• _WHAT TO WORK ON_
Pick out the lines below that contain the string "screenshot" and copy them all.

• _SOURCE MATERIAL_

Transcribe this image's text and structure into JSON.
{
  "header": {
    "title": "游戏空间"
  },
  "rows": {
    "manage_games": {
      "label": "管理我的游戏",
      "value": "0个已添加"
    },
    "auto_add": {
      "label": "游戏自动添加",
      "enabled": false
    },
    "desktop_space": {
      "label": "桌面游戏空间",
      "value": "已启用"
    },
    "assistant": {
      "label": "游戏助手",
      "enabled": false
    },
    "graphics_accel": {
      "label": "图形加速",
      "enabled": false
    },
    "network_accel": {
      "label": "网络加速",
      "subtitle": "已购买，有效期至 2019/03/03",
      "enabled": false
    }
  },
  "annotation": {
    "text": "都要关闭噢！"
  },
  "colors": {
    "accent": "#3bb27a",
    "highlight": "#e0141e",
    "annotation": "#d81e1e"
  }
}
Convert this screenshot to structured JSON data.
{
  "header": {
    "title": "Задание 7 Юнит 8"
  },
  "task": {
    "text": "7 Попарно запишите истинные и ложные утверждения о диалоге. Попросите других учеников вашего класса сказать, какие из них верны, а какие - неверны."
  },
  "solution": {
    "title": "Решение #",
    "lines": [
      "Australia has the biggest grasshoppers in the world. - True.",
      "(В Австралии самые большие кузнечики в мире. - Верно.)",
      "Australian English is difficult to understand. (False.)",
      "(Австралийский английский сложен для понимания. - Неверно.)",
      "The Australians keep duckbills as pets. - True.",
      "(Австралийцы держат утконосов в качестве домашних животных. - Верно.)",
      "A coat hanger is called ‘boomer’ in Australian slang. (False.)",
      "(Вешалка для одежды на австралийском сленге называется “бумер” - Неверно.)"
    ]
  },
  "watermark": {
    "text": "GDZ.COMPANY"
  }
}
--
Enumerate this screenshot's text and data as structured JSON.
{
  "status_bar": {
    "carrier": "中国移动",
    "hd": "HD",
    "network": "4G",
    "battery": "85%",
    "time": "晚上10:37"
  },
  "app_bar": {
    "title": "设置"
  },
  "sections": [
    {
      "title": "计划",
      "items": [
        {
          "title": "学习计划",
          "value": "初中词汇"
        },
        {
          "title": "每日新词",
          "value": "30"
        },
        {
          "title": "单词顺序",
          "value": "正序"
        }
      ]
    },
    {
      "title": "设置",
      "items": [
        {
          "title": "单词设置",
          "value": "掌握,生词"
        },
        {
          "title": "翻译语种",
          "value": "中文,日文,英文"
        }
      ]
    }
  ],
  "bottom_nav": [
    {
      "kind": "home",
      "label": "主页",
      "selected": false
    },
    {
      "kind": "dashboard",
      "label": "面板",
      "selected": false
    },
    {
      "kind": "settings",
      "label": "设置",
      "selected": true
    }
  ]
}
--
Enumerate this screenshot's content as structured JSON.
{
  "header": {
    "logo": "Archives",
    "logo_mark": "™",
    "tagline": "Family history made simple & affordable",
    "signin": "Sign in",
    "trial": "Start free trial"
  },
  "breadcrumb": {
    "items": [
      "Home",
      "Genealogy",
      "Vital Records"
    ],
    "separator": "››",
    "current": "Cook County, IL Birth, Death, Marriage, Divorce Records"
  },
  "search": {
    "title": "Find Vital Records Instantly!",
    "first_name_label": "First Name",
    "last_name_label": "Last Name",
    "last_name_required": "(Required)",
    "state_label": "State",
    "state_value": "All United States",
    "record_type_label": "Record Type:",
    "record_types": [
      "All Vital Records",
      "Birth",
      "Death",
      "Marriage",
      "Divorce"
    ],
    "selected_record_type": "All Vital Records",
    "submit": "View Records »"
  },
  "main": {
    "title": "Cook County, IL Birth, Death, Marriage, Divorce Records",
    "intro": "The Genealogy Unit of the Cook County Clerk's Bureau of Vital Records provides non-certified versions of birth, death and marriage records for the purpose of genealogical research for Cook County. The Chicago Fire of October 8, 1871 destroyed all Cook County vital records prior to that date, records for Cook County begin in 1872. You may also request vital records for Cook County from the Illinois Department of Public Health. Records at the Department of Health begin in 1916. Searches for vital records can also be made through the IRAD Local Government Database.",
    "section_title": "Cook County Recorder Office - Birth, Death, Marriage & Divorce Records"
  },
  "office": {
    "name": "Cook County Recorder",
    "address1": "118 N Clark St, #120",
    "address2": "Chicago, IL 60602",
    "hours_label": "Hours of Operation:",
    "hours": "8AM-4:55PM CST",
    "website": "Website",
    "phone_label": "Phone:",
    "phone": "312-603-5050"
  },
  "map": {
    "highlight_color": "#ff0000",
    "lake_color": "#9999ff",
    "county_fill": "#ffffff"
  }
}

• _THE RESULT_
Convert this screenshot to structured JSON data.
Enumerate this screenshot's text and data as structured JSON.
Enumerate this screenshot's content as structured JSON.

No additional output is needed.